◆ **YOUR OBJECTIVE**: Go through the data below and gather each line containing "nodes".

--- Start of INFORMATION GIVEN ---

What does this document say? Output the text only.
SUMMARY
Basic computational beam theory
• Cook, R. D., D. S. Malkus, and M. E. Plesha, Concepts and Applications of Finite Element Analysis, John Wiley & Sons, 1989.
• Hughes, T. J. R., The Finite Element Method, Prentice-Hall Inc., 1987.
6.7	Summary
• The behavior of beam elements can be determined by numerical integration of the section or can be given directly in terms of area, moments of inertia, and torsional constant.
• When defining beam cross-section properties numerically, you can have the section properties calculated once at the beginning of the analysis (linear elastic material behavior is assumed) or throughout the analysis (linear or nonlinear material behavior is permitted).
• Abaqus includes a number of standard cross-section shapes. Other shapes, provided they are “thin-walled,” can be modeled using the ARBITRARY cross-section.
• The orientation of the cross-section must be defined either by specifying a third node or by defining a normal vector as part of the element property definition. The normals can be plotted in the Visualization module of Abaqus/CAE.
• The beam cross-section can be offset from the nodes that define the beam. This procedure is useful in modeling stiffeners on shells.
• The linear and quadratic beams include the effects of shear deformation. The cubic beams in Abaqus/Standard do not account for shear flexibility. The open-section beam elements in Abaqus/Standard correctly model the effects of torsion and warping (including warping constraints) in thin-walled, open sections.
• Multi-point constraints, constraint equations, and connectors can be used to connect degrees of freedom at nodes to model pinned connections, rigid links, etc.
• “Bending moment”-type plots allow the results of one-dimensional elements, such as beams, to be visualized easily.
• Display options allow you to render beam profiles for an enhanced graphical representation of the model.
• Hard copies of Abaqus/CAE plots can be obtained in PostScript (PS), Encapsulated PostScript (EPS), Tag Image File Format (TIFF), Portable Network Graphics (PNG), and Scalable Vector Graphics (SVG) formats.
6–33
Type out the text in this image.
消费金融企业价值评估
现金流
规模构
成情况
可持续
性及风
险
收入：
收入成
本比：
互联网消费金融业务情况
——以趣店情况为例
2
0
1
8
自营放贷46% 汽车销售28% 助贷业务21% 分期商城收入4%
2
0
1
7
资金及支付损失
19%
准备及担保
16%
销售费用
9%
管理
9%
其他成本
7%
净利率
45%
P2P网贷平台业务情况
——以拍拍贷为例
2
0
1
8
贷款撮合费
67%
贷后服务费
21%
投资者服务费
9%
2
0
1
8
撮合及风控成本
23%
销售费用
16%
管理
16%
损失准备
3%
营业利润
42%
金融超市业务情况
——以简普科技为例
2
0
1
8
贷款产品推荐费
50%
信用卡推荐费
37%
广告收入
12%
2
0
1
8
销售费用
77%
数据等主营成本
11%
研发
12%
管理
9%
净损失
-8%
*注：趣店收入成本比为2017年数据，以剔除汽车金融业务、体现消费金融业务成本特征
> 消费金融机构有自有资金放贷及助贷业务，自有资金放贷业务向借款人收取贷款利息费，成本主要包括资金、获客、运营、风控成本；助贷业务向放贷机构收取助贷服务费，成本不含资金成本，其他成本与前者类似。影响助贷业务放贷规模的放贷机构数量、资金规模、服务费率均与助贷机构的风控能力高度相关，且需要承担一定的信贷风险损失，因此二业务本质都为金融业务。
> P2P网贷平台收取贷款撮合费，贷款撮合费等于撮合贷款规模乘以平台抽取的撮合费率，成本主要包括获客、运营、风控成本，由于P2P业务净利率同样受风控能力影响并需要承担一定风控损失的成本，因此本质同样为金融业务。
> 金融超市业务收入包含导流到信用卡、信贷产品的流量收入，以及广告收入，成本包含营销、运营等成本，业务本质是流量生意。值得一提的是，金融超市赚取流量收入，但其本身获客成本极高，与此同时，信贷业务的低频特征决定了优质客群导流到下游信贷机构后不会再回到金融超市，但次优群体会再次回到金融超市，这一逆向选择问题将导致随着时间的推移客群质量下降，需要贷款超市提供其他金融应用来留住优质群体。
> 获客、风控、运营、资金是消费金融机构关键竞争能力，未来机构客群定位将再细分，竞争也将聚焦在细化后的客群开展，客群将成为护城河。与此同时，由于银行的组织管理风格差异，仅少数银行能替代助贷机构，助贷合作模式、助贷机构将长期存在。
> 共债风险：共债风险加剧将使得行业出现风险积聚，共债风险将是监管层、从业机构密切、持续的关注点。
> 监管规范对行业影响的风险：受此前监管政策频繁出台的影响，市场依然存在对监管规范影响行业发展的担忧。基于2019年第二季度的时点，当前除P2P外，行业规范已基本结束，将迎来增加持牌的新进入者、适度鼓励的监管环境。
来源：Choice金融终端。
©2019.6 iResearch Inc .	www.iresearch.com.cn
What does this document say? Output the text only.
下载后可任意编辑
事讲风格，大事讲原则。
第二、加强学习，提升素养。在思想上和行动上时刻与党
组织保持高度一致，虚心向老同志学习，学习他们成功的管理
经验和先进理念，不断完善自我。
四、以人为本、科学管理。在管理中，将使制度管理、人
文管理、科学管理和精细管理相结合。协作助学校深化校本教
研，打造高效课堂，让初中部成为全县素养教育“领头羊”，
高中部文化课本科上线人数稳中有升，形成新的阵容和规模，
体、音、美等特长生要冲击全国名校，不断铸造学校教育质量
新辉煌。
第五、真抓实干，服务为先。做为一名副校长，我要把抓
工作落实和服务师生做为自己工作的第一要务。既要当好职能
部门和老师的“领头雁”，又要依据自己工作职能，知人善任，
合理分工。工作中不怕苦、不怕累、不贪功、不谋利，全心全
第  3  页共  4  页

--- End of INFORMATION GIVEN ---

◆ **WRITTEN RESPONSE**:
• The beam cross-section can be offset from the nodes that define the beam. This procedure is useful in modeling stiffeners on shells.
• Multi-point constraints, constraint equations, and connectors can be used to connect degrees of freedom at nodes to model pinned connections, rigid links, etc.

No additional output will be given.